[Saved entries]
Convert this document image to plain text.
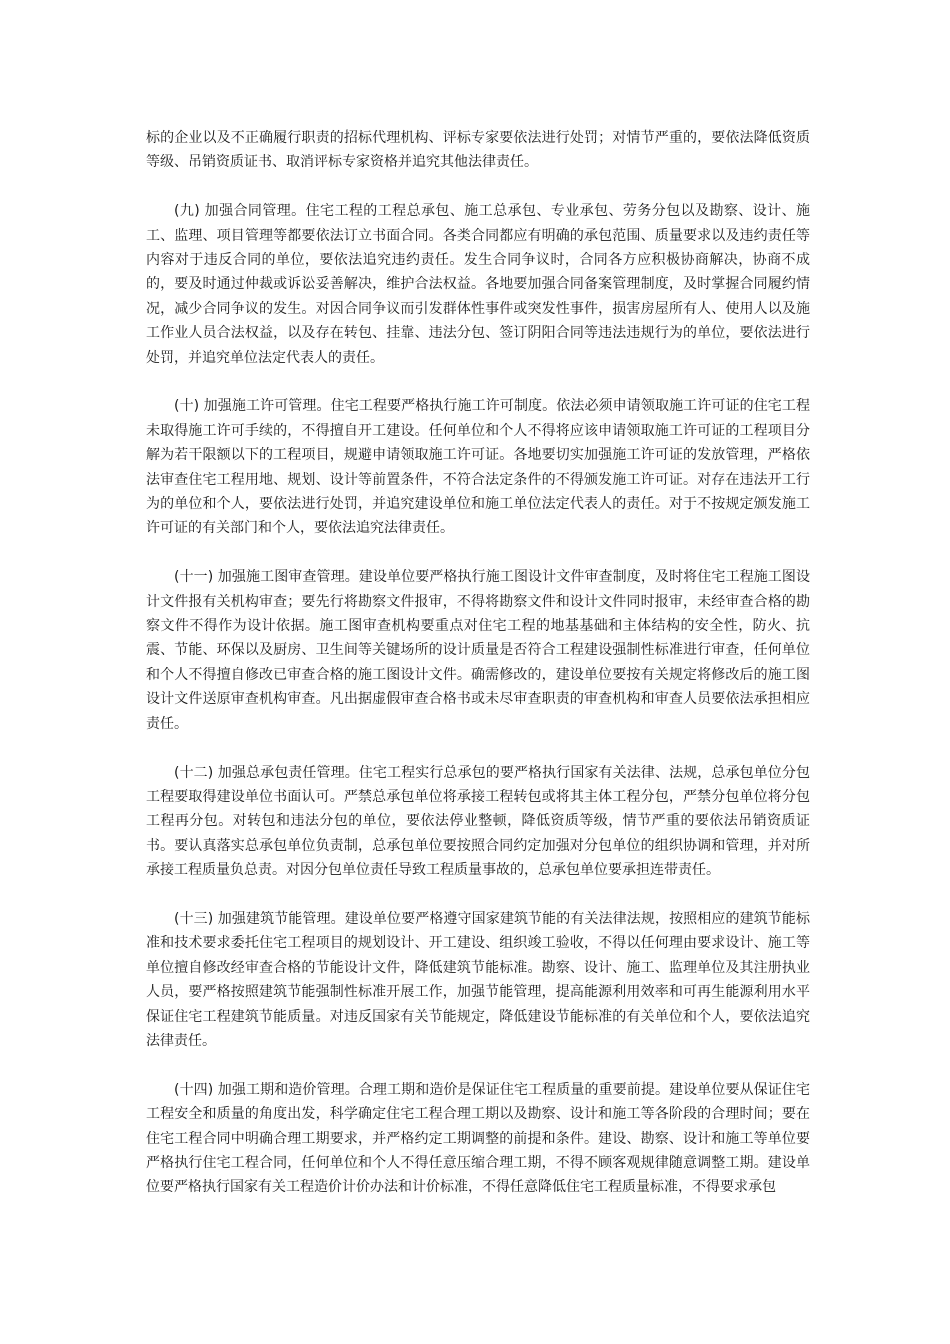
标的企业以及不正确履行职责的招标代理机构、评标专家要依法进行处罚；对情节严重的，要依法降低资质等级、吊销资质证书、取消评标专家资格并追究其他法律责任。

(九) 加强合同管理。住宅工程的工程总承包、施工总承包、专业承包、劳务分包以及勘察、设计、施工、监理、项目管理等都要依法订立书面合同。各类合同都应有明确的承包范围、质量要求以及违约责任等内容对于违反合同的单位，要依法追究违约责任。发生合同争议时，合同各方应积极协商解决，协商不成的，要及时通过仲裁或诉讼妥善解决，维护合法权益。各地要加强合同备案管理制度，及时掌握合同履约情况，减少合同争议的发生。对因合同争议而引发群体性事件或突发性事件，损害房屋所有人、使用人以及施工作业人员合法权益，以及存在转包、挂靠、违法分包、签订阴阳合同等违法违规行为的单位，要依法进行处罚，并追究单位法定代表人的责任。

(十) 加强施工许可管理。住宅工程要严格执行施工许可制度。依法必须申请领取施工许可证的住宅工程未取得施工许可手续的，不得擅自开工建设。任何单位和个人不得将应该申请领取施工许可证的工程项目分解为若干限额以下的工程项目，规避申请领取施工许可证。各地要切实加强施工许可证的发放管理，严格依法审查住宅工程用地、规划、设计等前置条件，不符合法定条件的不得颁发施工许可证。对存在违法开工行为的单位和个人，要依法进行处罚，并追究建设单位和施工单位法定代表人的责任。对于不按规定颁发施工许可证的有关部门和个人，要依法追究法律责任。

(十一) 加强施工图审查管理。建设单位要严格执行施工图设计文件审查制度，及时将住宅工程施工图设计文件报有关机构审查；要先行将勘察文件报审，不得将勘察文件和设计文件同时报审，未经审查合格的勘察文件不得作为设计依据。施工图审查机构要重点对住宅工程的地基基础和主体结构的安全性，防火、抗震、节能、环保以及厨房、卫生间等关键场所的设计质量是否符合工程建设强制性标准进行审查，任何单位和个人不得擅自修改已审查合格的施工图设计文件。确需修改的，建设单位要按有关规定将修改后的施工图设计文件送原审查机构审查。凡出据虚假审查合格书或未尽审查职责的审查机构和审查人员要依法承担相应责任。

(十二) 加强总承包责任管理。住宅工程实行总承包的要严格执行国家有关法律、法规，总承包单位分包工程要取得建设单位书面认可。严禁总承包单位将承接工程转包或将其主体工程分包，严禁分包单位将分包工程再分包。对转包和违法分包的单位，要依法停业整顿，降低资质等级，情节严重的要依法吊销资质证书。要认真落实总承包单位负责制，总承包单位要按照合同约定加强对分包单位的组织协调和管理，并对所承接工程质量负总责。对因分包单位责任导致工程质量事故的，总承包单位要承担连带责任。

(十三) 加强建筑节能管理。建设单位要严格遵守国家建筑节能的有关法律法规，按照相应的建筑节能标准和技术要求委托住宅工程项目的规划设计、开工建设、组织竣工验收，不得以任何理由要求设计、施工等单位擅自修改经审查合格的节能设计文件，降低建筑节能标准。勘察、设计、施工、监理单位及其注册执业人员，要严格按照建筑节能强制性标准开展工作，加强节能管理，提高能源利用效率和可再生能源利用水平保证住宅工程建筑节能质量。对违反国家有关节能规定，降低建设节能标准的有关单位和个人，要依法追究法律责任。

(十四) 加强工期和造价管理。合理工期和造价是保证住宅工程质量的重要前提。建设单位要从保证住宅工程安全和质量的角度出发，科学确定住宅工程合理工期以及勘察、设计和施工等各阶段的合理时间；要在住宅工程合同中明确合理工期要求，并严格约定工期调整的前提和条件。建设、勘察、设计和施工等单位要严格执行住宅工程合同，任何单位和个人不得任意压缩合理工期，不得不顾客观规律随意调整工期。建设单位要严格执行国家有关工程造价计价办法和计价标准，不得任意降低住宅工程质量标准，不得要求承包
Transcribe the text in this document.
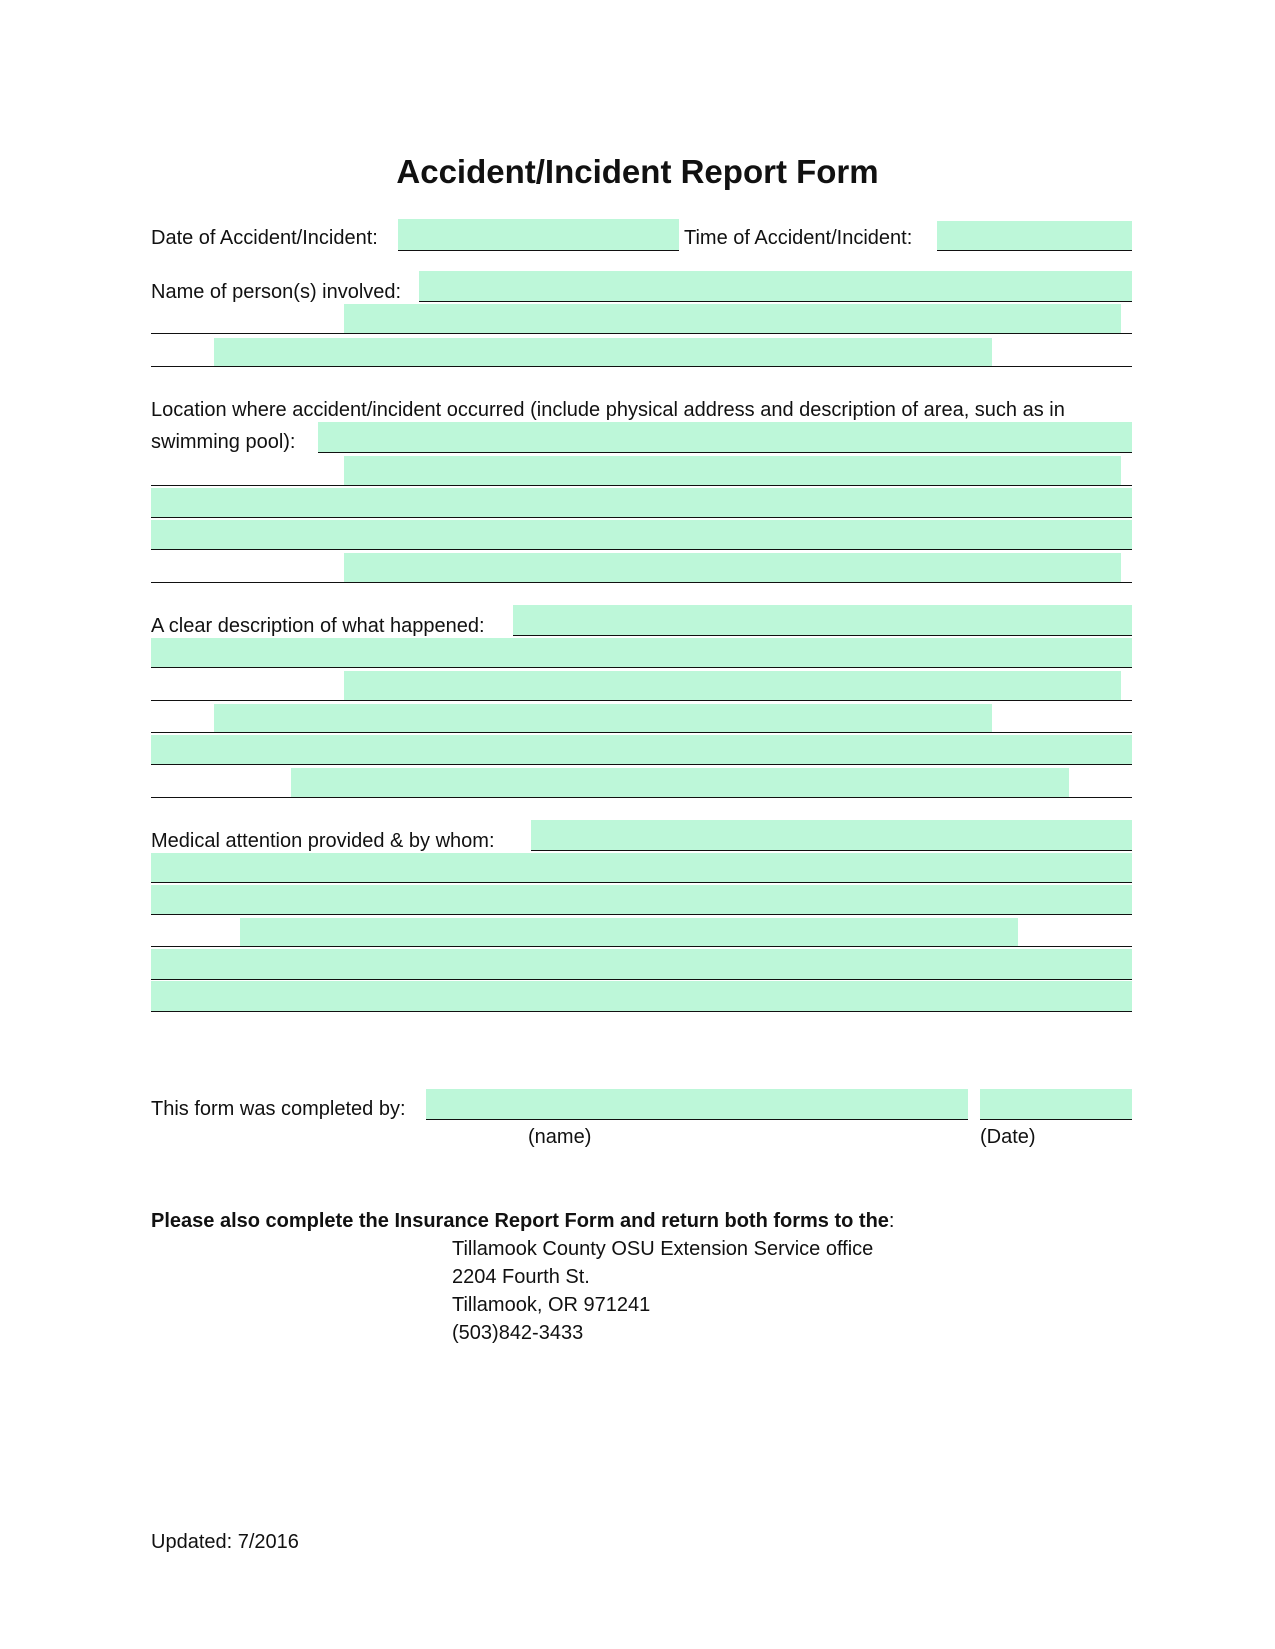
Accident/Incident Report Form
Date of Accident/Incident:	Time of Accident/Incident:
Name of person(s) involved:
Location where accident/incident occurred (include physical address and description of area, such as in
swimming pool):
A clear description of what happened:
Medical attention provided & by whom:
This form was completed by:
(name)	(Date)
Please also complete the Insurance Report Form and return both forms to the:
Tillamook County OSU Extension Service office
2204 Fourth St.
Tillamook, OR 971241
(503)842-3433
Updated: 7/2016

Do this :: Repeat the records above verbatim, with no pictures in the result.

Answer for the task ::
Convert this document image to plain text.
标的企业以及不正确履行职责的招标代理机构、评标专家要依法进行处罚；对情节严重的，要依法降低资质等级、吊销资质证书、取消评标专家资格并追究其他法律责任。

(九) 加强合同管理。住宅工程的工程总承包、施工总承包、专业承包、劳务分包以及勘察、设计、施工、监理、项目管理等都要依法订立书面合同。各类合同都应有明确的承包范围、质量要求以及违约责任等内容对于违反合同的单位，要依法追究违约责任。发生合同争议时，合同各方应积极协商解决，协商不成的，要及时通过仲裁或诉讼妥善解决，维护合法权益。各地要加强合同备案管理制度，及时掌握合同履约情况，减少合同争议的发生。对因合同争议而引发群体性事件或突发性事件，损害房屋所有人、使用人以及施工作业人员合法权益，以及存在转包、挂靠、违法分包、签订阴阳合同等违法违规行为的单位，要依法进行处罚，并追究单位法定代表人的责任。

(十) 加强施工许可管理。住宅工程要严格执行施工许可制度。依法必须申请领取施工许可证的住宅工程未取得施工许可手续的，不得擅自开工建设。任何单位和个人不得将应该申请领取施工许可证的工程项目分解为若干限额以下的工程项目，规避申请领取施工许可证。各地要切实加强施工许可证的发放管理，严格依法审查住宅工程用地、规划、设计等前置条件，不符合法定条件的不得颁发施工许可证。对存在违法开工行为的单位和个人，要依法进行处罚，并追究建设单位和施工单位法定代表人的责任。对于不按规定颁发施工许可证的有关部门和个人，要依法追究法律责任。

(十一) 加强施工图审查管理。建设单位要严格执行施工图设计文件审查制度，及时将住宅工程施工图设计文件报有关机构审查；要先行将勘察文件报审，不得将勘察文件和设计文件同时报审，未经审查合格的勘察文件不得作为设计依据。施工图审查机构要重点对住宅工程的地基基础和主体结构的安全性，防火、抗震、节能、环保以及厨房、卫生间等关键场所的设计质量是否符合工程建设强制性标准进行审查，任何单位和个人不得擅自修改已审查合格的施工图设计文件。确需修改的，建设单位要按有关规定将修改后的施工图设计文件送原审查机构审查。凡出据虚假审查合格书或未尽审查职责的审查机构和审查人员要依法承担相应责任。

(十二) 加强总承包责任管理。住宅工程实行总承包的要严格执行国家有关法律、法规，总承包单位分包工程要取得建设单位书面认可。严禁总承包单位将承接工程转包或将其主体工程分包，严禁分包单位将分包工程再分包。对转包和违法分包的单位，要依法停业整顿，降低资质等级，情节严重的要依法吊销资质证书。要认真落实总承包单位负责制，总承包单位要按照合同约定加强对分包单位的组织协调和管理，并对所承接工程质量负总责。对因分包单位责任导致工程质量事故的，总承包单位要承担连带责任。

(十三) 加强建筑节能管理。建设单位要严格遵守国家建筑节能的有关法律法规，按照相应的建筑节能标准和技术要求委托住宅工程项目的规划设计、开工建设、组织竣工验收，不得以任何理由要求设计、施工等单位擅自修改经审查合格的节能设计文件，降低建筑节能标准。勘察、设计、施工、监理单位及其注册执业人员，要严格按照建筑节能强制性标准开展工作，加强节能管理，提高能源利用效率和可再生能源利用水平保证住宅工程建筑节能质量。对违反国家有关节能规定，降低建设节能标准的有关单位和个人，要依法追究法律责任。

(十四) 加强工期和造价管理。合理工期和造价是保证住宅工程质量的重要前提。建设单位要从保证住宅工程安全和质量的角度出发，科学确定住宅工程合理工期以及勘察、设计和施工等各阶段的合理时间；要在住宅工程合同中明确合理工期要求，并严格约定工期调整的前提和条件。建设、勘察、设计和施工等单位要严格执行住宅工程合同，任何单位和个人不得任意压缩合理工期，不得不顾客观规律随意调整工期。建设单位要严格执行国家有关工程造价计价办法和计价标准，不得任意降低住宅工程质量标准，不得要求承包
Transcribe the text in this document.
Accident/Incident Report Form
Date of Accident/Incident:	Time of Accident/Incident:
Name of person(s) involved:
Location where accident/incident occurred (include physical address and description of area, such as in
swimming pool):
A clear description of what happened:
Medical attention provided & by whom:
This form was completed by:
(name)	(Date)
Please also complete the Insurance Report Form and return both forms to the:
Tillamook County OSU Extension Service office
2204 Fourth St.
Tillamook, OR 971241
(503)842-3433
Updated: 7/2016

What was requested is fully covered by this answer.